--- start of INPUT ---
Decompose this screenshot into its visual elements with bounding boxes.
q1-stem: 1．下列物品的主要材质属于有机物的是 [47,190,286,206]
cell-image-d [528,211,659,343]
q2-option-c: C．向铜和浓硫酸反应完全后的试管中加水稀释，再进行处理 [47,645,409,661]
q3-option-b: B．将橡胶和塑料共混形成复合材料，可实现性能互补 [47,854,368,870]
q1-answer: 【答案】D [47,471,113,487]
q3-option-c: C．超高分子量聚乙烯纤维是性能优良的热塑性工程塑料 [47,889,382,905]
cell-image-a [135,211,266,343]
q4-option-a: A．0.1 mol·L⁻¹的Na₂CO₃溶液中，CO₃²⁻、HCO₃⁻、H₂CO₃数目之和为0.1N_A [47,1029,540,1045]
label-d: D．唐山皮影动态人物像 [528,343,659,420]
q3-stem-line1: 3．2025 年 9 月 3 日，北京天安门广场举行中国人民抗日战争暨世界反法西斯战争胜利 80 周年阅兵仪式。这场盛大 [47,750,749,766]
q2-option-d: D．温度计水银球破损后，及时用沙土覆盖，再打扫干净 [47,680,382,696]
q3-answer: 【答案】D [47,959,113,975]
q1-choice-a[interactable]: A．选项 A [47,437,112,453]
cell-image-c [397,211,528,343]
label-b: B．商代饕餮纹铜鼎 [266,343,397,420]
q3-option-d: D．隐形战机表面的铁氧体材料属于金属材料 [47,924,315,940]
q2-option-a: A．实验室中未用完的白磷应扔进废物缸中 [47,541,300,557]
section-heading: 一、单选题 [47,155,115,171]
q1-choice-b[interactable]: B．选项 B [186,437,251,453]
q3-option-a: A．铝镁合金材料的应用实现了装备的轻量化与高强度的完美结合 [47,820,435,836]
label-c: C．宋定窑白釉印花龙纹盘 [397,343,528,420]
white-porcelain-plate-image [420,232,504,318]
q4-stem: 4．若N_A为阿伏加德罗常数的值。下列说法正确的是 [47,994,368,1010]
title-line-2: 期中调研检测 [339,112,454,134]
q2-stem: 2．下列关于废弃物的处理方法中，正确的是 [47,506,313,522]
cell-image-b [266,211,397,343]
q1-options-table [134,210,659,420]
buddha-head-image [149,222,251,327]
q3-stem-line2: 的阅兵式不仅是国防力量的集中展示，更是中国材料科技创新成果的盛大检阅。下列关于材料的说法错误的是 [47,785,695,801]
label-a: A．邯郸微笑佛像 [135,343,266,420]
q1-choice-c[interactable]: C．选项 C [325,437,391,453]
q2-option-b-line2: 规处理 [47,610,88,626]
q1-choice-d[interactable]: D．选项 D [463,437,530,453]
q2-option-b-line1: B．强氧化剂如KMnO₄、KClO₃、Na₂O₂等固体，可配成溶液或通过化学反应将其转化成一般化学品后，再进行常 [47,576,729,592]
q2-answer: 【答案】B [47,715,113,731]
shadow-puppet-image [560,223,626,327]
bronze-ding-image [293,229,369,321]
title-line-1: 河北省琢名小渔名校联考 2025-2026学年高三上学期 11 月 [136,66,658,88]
--- end of INPUT ---
GIVEN REQUEST -
Please gather every line of the listing that contains the string "stem"; case counts.

TASK RESPONSE -
q1-stem: 1．下列物品的主要材质属于有机物的是 [47,190,286,206]
q3-stem-line1: 3．2025 年 9 月 3 日，北京天安门广场举行中国人民抗日战争暨世界反法西斯战争胜利 80 周年阅兵仪式。这场盛大 [47,750,749,766]
q4-stem: 4．若N_A为阿伏加德罗常数的值。下列说法正确的是 [47,994,368,1010]
q2-stem: 2．下列关于废弃物的处理方法中，正确的是 [47,506,313,522]
q3-stem-line2: 的阅兵式不仅是国防力量的集中展示，更是中国材料科技创新成果的盛大检阅。下列关于材料的说法错误的是 [47,785,695,801]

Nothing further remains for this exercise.